_Short exercise A_
In the biography of the football player, how many career interceptions did Bruney record at Ohio State?

_Text extract_
Frederick Karl Bruney (December 30, 1931 – January 22, 2016) was an American college and professional American football defensive back.

College career
Bruney played halfback on both the offensive and defensive sides of the ball for the Ohio State University Buckeyes from 1950 to 1952.  He scored six touchdowns for the Buckeyes in the 1952 season, but he was known primarily for his defensive play.  He had 17 career interceptions, which remains second in the Ohio State record book.  Bruney was selected first-team All-Big Ten in 1952.

Professional career
Bruney was drafted in the third round of the 1953 NFL Draft by the Cleveland Browns. On September 22, 1953 he is traded  to the San Francisco 49ers to get to get to the regular season roster size limit. He ultimately played in the National Football League for the San Francisco 49ers, the Pittsburgh Steelers, and the Los Angeles Rams.  In 1960 he joined the Boston Patriots of the upstart American Football League.  He played there for three seasons and was a two-time AFL All-Star selection.

_Material for the task_
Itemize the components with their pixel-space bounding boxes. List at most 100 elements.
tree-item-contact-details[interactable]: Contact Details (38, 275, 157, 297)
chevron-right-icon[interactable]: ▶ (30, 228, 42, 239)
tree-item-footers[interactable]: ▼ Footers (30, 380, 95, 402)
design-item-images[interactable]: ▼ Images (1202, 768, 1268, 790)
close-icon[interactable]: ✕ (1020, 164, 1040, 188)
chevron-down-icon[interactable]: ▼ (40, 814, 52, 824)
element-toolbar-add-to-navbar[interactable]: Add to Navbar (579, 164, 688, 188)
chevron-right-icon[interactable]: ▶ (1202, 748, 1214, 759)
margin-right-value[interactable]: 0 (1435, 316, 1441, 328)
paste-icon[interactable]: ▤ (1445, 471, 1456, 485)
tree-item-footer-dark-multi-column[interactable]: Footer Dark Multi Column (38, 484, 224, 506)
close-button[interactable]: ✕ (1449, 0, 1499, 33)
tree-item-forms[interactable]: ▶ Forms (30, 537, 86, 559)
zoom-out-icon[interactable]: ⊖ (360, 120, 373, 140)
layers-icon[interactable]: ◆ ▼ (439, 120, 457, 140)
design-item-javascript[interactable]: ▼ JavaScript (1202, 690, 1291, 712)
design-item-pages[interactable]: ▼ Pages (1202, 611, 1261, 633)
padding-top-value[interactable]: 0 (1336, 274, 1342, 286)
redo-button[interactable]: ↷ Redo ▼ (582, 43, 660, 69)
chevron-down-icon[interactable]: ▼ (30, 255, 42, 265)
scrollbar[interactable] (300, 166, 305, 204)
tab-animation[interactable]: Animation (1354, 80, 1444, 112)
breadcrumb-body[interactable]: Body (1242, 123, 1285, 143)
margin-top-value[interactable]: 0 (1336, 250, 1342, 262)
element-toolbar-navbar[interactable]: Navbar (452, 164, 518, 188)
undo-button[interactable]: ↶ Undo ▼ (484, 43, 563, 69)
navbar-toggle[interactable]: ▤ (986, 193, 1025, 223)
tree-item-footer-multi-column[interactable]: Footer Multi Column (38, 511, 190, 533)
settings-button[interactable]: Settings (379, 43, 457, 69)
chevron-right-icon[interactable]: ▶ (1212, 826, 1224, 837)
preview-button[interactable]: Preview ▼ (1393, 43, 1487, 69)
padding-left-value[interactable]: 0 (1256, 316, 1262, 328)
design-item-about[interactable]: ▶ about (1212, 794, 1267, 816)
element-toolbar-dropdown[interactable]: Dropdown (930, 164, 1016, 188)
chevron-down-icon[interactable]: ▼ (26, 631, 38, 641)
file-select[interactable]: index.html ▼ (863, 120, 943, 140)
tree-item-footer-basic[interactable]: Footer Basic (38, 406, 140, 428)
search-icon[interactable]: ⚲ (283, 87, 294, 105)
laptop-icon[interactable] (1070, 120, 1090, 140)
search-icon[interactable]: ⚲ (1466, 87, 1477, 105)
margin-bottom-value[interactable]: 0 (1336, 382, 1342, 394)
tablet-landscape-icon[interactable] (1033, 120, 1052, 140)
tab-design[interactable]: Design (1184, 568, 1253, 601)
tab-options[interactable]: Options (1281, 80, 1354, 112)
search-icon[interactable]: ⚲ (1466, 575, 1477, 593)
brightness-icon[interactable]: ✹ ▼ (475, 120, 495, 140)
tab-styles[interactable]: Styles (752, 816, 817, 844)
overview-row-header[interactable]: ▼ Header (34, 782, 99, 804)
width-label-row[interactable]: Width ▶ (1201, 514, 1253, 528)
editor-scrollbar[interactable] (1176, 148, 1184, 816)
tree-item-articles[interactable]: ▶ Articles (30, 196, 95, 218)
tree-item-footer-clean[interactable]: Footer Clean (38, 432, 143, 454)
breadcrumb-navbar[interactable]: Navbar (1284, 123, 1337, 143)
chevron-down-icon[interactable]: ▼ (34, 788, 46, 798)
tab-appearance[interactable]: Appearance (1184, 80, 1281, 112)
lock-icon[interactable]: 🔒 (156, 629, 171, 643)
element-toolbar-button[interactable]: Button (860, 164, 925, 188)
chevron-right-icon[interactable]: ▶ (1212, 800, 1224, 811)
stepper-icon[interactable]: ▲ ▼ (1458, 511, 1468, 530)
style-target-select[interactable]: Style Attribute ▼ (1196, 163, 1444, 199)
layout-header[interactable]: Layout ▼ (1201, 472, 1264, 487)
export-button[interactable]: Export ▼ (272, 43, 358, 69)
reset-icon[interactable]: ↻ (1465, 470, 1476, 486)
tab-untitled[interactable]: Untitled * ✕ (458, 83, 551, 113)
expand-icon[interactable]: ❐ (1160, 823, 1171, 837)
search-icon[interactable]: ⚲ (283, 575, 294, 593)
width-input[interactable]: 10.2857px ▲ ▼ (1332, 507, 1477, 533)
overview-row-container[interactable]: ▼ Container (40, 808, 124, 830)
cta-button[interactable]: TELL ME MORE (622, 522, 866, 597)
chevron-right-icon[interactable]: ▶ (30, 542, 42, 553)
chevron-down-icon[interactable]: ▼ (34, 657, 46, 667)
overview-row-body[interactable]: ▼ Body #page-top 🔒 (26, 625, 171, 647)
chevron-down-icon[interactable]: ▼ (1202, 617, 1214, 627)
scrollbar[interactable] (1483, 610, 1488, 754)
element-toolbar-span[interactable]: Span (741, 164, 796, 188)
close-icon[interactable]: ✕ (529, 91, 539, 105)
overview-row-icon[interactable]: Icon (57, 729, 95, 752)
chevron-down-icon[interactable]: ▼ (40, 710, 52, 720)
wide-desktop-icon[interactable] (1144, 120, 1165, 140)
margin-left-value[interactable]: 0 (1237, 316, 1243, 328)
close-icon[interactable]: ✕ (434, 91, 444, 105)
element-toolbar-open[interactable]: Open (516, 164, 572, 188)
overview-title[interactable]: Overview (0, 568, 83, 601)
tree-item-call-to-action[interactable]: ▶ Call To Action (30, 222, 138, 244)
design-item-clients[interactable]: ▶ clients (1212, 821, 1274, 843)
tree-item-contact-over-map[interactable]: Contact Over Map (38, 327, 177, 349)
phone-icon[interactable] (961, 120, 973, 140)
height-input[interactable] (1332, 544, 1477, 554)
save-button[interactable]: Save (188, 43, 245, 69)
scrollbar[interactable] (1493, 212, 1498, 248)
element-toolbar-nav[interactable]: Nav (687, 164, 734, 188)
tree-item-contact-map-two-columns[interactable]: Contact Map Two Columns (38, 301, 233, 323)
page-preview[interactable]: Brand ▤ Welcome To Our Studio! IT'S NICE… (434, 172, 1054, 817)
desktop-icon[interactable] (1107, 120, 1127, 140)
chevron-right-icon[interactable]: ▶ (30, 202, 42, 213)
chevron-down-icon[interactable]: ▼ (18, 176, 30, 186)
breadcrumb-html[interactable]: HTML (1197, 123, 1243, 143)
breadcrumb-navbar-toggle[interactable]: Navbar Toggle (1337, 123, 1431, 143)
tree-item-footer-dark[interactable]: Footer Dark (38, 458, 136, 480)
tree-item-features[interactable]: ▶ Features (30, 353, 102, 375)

_Short exercise B_
Write out the records verbatim, beginning at their first line and stopping after the line that contains "close-icon[interactable]: ✕ (1020, 164, 1040, 188)".

_Response A_
17

_Response B_
Itemize the components with their pixel-space bounding boxes. List at most 100 elements.
tree-item-contact-details[interactable]: Contact Details (38, 275, 157, 297)
chevron-right-icon[interactable]: ▶ (30, 228, 42, 239)
tree-item-footers[interactable]: ▼ Footers (30, 380, 95, 402)
design-item-images[interactable]: ▼ Images (1202, 768, 1268, 790)
close-icon[interactable]: ✕ (1020, 164, 1040, 188)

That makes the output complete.